What the exercise asks: Extract the data exactly, missing nothing.

[Figure record extracts]
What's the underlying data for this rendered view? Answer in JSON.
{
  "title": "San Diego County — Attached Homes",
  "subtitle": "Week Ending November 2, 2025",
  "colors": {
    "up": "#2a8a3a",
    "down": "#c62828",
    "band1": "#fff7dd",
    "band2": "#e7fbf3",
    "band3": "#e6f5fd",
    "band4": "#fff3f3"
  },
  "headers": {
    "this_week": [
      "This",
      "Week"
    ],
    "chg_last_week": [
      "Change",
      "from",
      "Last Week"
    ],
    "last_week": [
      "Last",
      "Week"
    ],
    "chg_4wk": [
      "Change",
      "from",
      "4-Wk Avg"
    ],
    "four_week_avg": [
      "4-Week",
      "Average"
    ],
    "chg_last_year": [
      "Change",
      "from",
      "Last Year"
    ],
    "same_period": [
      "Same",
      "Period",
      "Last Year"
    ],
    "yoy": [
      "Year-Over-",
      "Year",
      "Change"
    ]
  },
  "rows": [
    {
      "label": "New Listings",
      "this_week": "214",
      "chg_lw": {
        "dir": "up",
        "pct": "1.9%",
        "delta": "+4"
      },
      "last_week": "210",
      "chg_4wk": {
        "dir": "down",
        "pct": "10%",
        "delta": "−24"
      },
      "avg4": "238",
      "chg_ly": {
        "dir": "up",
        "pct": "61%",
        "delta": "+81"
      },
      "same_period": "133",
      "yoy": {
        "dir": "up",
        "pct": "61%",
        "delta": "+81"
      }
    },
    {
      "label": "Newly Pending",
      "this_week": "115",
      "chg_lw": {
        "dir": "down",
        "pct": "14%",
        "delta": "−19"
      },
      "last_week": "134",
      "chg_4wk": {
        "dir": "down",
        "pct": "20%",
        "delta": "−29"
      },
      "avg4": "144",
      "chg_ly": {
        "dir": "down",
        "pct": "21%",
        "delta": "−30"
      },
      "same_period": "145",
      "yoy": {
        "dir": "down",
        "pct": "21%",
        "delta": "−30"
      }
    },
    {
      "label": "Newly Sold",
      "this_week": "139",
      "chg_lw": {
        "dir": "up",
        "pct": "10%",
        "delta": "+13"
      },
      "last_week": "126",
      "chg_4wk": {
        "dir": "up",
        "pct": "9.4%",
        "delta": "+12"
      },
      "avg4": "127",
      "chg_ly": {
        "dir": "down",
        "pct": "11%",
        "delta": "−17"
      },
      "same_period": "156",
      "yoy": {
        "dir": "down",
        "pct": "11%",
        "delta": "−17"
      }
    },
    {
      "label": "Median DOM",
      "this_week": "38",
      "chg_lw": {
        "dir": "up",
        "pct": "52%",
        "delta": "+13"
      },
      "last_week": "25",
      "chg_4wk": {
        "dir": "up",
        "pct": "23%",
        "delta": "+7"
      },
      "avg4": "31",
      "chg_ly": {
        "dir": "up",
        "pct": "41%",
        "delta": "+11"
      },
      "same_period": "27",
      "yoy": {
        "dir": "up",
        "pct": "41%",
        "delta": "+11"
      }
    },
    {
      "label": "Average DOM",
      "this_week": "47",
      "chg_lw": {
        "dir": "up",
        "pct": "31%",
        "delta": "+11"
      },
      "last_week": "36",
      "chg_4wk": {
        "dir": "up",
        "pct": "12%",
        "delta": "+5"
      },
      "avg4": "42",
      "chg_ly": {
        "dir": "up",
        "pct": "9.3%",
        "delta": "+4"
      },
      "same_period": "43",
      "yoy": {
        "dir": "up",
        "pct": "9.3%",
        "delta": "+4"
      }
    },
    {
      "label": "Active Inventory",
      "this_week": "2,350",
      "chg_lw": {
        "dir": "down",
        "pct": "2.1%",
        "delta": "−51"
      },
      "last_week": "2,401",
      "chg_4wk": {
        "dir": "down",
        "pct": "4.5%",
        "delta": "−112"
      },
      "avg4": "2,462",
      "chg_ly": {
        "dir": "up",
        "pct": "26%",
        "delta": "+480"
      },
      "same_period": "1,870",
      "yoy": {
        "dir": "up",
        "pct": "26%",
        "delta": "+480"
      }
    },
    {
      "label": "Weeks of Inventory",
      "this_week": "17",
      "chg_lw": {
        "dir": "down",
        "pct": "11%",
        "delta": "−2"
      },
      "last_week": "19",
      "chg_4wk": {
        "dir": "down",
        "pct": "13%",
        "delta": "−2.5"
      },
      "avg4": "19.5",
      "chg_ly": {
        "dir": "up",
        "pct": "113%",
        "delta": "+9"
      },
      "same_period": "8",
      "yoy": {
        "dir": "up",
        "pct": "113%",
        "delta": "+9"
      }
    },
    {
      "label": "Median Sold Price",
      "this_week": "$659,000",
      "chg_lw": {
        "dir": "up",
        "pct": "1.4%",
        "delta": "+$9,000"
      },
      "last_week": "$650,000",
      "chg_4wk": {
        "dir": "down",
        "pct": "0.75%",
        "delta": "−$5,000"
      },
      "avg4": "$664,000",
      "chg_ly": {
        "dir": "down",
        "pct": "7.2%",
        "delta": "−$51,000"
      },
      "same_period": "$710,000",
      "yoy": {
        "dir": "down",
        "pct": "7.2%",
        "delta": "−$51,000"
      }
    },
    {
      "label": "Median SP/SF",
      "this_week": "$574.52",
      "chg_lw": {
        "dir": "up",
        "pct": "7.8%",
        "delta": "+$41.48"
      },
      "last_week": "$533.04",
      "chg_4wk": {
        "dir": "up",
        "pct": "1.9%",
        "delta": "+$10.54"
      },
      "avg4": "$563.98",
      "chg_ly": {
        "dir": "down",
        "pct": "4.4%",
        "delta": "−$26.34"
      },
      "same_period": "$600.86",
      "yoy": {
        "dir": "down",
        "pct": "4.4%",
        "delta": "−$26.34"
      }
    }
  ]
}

Task result:
What's the underlying data for this rendered view? Answer in JSON.
{
  "title": "San Diego County — Attached Homes",
  "subtitle": "Week Ending November 2, 2025",
  "colors": {
    "up": "#2a8a3a",
    "down": "#c62828",
    "band1": "#fff7dd",
    "band2": "#e7fbf3",
    "band3": "#e6f5fd",
    "band4": "#fff3f3"
  },
  "headers": {
    "this_week": [
      "This",
      "Week"
    ],
    "chg_last_week": [
      "Change",
      "from",
      "Last Week"
    ],
    "last_week": [
      "Last",
      "Week"
    ],
    "chg_4wk": [
      "Change",
      "from",
      "4-Wk Avg"
    ],
    "four_week_avg": [
      "4-Week",
      "Average"
    ],
    "chg_last_year": [
      "Change",
      "from",
      "Last Year"
    ],
    "same_period": [
      "Same",
      "Period",
      "Last Year"
    ],
    "yoy": [
      "Year-Over-",
      "Year",
      "Change"
    ]
  },
  "rows": [
    {
      "label": "New Listings",
      "this_week": "214",
      "chg_lw": {
        "dir": "up",
        "pct": "1.9%",
        "delta": "+4"
      },
      "last_week": "210",
      "chg_4wk": {
        "dir": "down",
        "pct": "10%",
        "delta": "−24"
      },
      "avg4": "238",
      "chg_ly": {
        "dir": "up",
        "pct": "61%",
        "delta": "+81"
      },
      "same_period": "133",
      "yoy": {
        "dir": "up",
        "pct": "61%",
        "delta": "+81"
      }
    },
    {
      "label": "Newly Pending",
      "this_week": "115",
      "chg_lw": {
        "dir": "down",
        "pct": "14%",
        "delta": "−19"
      },
      "last_week": "134",
      "chg_4wk": {
        "dir": "down",
        "pct": "20%",
        "delta": "−29"
      },
      "avg4": "144",
      "chg_ly": {
        "dir": "down",
        "pct": "21%",
        "delta": "−30"
      },
      "same_period": "145",
      "yoy": {
        "dir": "down",
        "pct": "21%",
        "delta": "−30"
      }
    },
    {
      "label": "Newly Sold",
      "this_week": "139",
      "chg_lw": {
        "dir": "up",
        "pct": "10%",
        "delta": "+13"
      },
      "last_week": "126",
      "chg_4wk": {
        "dir": "up",
        "pct": "9.4%",
        "delta": "+12"
      },
      "avg4": "127",
      "chg_ly": {
        "dir": "down",
        "pct": "11%",
        "delta": "−17"
      },
      "same_period": "156",
      "yoy": {
        "dir": "down",
        "pct": "11%",
        "delta": "−17"
      }
    },
    {
      "label": "Median DOM",
      "this_week": "38",
      "chg_lw": {
        "dir": "up",
        "pct": "52%",
        "delta": "+13"
      },
      "last_week": "25",
      "chg_4wk": {
        "dir": "up",
        "pct": "23%",
        "delta": "+7"
      },
      "avg4": "31",
      "chg_ly": {
        "dir": "up",
        "pct": "41%",
        "delta": "+11"
      },
      "same_period": "27",
      "yoy": {
        "dir": "up",
        "pct": "41%",
        "delta": "+11"
      }
    },
    {
      "label": "Average DOM",
      "this_week": "47",
      "chg_lw": {
        "dir": "up",
        "pct": "31%",
        "delta": "+11"
      },
      "last_week": "36",
      "chg_4wk": {
        "dir": "up",
        "pct": "12%",
        "delta": "+5"
      },
      "avg4": "42",
      "chg_ly": {
        "dir": "up",
        "pct": "9.3%",
        "delta": "+4"
      },
      "same_period": "43",
      "yoy": {
        "dir": "up",
        "pct": "9.3%",
        "delta": "+4"
      }
    },
    {
      "label": "Active Inventory",
      "this_week": "2,350",
      "chg_lw": {
        "dir": "down",
        "pct": "2.1%",
        "delta": "−51"
      },
      "last_week": "2,401",
      "chg_4wk": {
        "dir": "down",
        "pct": "4.5%",
        "delta": "−112"
      },
      "avg4": "2,462",
      "chg_ly": {
        "dir": "up",
        "pct": "26%",
        "delta": "+480"
      },
      "same_period": "1,870",
      "yoy": {
        "dir": "up",
        "pct": "26%",
        "delta": "+480"
      }
    },
    {
      "label": "Weeks of Inventory",
      "this_week": "17",
      "chg_lw": {
        "dir": "down",
        "pct": "11%",
        "delta": "−2"
      },
      "last_week": "19",
      "chg_4wk": {
        "dir": "down",
        "pct": "13%",
        "delta": "−2.5"
      },
      "avg4": "19.5",
      "chg_ly": {
        "dir": "up",
        "pct": "113%",
        "delta": "+9"
      },
      "same_period": "8",
      "yoy": {
        "dir": "up",
        "pct": "113%",
        "delta": "+9"
      }
    },
    {
      "label": "Median Sold Price",
      "this_week": "$659,000",
      "chg_lw": {
        "dir": "up",
        "pct": "1.4%",
        "delta": "+$9,000"
      },
      "last_week": "$650,000",
      "chg_4wk": {
        "dir": "down",
        "pct": "0.75%",
        "delta": "−$5,000"
      },
      "avg4": "$664,000",
      "chg_ly": {
        "dir": "down",
        "pct": "7.2%",
        "delta": "−$51,000"
      },
      "same_period": "$710,000",
      "yoy": {
        "dir": "down",
        "pct": "7.2%",
        "delta": "−$51,000"
      }
    },
    {
      "label": "Median SP/SF",
      "this_week": "$574.52",
      "chg_lw": {
        "dir": "up",
        "pct": "7.8%",
        "delta": "+$41.48"
      },
      "last_week": "$533.04",
      "chg_4wk": {
        "dir": "up",
        "pct": "1.9%",
        "delta": "+$10.54"
      },
      "avg4": "$563.98",
      "chg_ly": {
        "dir": "down",
        "pct": "4.4%",
        "delta": "−$26.34"
      },
      "same_period": "$600.86",
      "yoy": {
        "dir": "down",
        "pct": "4.4%",
        "delta": "−$26.34"
      }
    }
  ]
}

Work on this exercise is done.